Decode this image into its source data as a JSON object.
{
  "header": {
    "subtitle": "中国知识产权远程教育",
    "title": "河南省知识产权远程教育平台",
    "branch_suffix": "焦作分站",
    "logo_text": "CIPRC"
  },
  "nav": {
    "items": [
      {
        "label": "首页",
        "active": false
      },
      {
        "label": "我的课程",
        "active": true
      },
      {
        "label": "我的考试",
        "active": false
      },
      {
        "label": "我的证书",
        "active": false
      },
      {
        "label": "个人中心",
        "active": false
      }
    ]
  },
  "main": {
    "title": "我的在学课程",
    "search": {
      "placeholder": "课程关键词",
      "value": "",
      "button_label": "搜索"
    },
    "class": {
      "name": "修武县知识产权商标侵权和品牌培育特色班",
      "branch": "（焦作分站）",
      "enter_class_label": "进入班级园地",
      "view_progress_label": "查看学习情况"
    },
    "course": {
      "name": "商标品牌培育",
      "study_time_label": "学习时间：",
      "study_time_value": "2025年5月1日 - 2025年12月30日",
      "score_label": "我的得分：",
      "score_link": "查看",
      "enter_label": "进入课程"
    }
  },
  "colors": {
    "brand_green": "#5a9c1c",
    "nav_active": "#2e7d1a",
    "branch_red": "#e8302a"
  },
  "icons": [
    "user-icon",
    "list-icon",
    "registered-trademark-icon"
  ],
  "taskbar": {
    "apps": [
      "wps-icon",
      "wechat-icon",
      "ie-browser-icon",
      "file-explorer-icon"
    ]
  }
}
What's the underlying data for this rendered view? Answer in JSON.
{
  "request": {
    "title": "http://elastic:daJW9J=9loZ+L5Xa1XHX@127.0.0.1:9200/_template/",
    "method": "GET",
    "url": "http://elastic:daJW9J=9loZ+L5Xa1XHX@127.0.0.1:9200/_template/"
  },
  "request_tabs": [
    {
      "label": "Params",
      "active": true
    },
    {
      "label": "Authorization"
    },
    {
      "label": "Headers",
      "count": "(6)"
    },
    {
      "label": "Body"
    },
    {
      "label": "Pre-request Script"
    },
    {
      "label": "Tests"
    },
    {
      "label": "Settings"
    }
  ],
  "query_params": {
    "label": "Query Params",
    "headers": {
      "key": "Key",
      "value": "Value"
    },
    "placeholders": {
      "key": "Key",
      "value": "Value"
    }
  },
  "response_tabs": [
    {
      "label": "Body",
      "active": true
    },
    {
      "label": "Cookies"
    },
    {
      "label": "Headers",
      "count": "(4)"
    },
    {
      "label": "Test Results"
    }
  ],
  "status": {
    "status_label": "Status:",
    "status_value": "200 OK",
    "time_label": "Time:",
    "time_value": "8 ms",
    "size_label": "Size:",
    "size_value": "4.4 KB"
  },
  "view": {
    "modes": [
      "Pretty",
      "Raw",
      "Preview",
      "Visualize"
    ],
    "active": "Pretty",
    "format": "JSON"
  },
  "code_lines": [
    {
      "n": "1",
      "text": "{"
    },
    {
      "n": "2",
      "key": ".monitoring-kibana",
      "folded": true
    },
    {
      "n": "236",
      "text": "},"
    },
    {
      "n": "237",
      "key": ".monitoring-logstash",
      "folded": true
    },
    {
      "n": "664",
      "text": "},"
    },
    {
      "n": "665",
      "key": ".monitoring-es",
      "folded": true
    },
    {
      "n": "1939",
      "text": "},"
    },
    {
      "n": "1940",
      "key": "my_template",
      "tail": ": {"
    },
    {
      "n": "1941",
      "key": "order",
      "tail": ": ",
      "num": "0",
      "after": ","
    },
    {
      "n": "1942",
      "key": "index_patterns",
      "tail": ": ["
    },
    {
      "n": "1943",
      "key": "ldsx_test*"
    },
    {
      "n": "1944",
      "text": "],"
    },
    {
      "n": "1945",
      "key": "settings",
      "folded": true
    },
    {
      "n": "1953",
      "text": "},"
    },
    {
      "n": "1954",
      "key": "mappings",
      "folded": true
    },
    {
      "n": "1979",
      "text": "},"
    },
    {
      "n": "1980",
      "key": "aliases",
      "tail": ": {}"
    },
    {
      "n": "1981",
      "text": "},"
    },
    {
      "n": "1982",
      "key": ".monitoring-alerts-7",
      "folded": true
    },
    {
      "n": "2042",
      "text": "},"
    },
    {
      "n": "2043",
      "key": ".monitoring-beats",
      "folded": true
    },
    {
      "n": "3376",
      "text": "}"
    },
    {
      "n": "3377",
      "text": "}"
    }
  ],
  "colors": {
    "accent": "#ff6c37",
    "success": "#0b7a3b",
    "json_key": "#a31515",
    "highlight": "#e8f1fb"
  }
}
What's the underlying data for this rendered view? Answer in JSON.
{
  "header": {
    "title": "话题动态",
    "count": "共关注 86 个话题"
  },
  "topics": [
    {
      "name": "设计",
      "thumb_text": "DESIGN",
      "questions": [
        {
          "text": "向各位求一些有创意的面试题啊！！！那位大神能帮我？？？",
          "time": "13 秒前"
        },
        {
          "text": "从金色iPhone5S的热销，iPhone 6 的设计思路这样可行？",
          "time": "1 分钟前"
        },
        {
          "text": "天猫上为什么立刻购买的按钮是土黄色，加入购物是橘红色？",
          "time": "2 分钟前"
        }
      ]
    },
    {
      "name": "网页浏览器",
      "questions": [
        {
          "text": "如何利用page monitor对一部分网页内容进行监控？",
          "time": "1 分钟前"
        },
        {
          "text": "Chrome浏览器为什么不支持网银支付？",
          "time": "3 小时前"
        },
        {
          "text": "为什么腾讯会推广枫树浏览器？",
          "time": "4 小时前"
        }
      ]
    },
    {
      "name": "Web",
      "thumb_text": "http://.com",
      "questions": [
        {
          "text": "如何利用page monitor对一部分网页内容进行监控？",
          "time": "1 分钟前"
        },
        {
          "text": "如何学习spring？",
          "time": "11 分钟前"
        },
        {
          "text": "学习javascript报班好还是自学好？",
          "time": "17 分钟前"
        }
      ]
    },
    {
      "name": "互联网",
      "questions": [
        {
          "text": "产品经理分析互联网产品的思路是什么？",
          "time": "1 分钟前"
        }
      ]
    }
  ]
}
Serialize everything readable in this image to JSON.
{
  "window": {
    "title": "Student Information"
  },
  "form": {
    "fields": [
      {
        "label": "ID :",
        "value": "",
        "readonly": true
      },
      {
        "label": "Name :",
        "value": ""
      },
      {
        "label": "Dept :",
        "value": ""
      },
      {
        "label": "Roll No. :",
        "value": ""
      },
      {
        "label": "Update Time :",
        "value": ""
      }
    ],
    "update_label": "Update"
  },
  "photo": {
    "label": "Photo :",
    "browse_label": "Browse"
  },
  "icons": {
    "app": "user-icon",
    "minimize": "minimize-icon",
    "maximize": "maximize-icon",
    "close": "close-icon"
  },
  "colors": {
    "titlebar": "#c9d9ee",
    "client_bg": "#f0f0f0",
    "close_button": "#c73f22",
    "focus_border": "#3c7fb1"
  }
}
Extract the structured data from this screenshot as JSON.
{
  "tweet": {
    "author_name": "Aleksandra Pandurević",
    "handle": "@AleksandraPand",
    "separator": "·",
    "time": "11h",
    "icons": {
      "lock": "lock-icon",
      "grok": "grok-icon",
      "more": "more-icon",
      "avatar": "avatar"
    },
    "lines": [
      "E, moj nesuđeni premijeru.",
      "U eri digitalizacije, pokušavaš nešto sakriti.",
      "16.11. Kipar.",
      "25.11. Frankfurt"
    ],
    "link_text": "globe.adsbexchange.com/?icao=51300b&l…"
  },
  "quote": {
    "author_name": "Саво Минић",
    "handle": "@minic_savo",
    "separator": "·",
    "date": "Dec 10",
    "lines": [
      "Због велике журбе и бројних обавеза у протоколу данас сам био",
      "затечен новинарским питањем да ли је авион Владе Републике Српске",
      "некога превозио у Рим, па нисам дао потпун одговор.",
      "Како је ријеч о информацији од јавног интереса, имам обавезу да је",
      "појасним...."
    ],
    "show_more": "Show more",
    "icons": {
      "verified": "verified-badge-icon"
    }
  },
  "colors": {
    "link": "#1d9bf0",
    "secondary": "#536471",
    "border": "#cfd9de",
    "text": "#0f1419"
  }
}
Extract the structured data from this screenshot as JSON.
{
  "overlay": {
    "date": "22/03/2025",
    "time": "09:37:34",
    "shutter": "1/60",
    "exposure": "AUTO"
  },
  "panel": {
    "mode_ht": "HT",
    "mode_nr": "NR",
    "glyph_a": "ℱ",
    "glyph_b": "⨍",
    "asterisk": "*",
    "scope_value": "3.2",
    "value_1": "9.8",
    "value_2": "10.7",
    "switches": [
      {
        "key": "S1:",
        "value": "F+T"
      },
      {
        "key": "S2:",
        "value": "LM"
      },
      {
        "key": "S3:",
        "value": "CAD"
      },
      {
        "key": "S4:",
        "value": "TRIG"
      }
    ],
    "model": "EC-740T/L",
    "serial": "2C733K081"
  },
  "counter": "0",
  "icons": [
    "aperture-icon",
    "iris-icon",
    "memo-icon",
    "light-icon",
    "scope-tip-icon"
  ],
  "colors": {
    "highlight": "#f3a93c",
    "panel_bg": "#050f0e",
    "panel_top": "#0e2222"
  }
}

§ §

Of the lines above, copy each that contains "monitoring".

      "key": ".monitoring-kibana",
      "key": ".monitoring-logstash",
      "key": ".monitoring-es",
      "key": ".monitoring-alerts-7",
      "key": ".monitoring-beats",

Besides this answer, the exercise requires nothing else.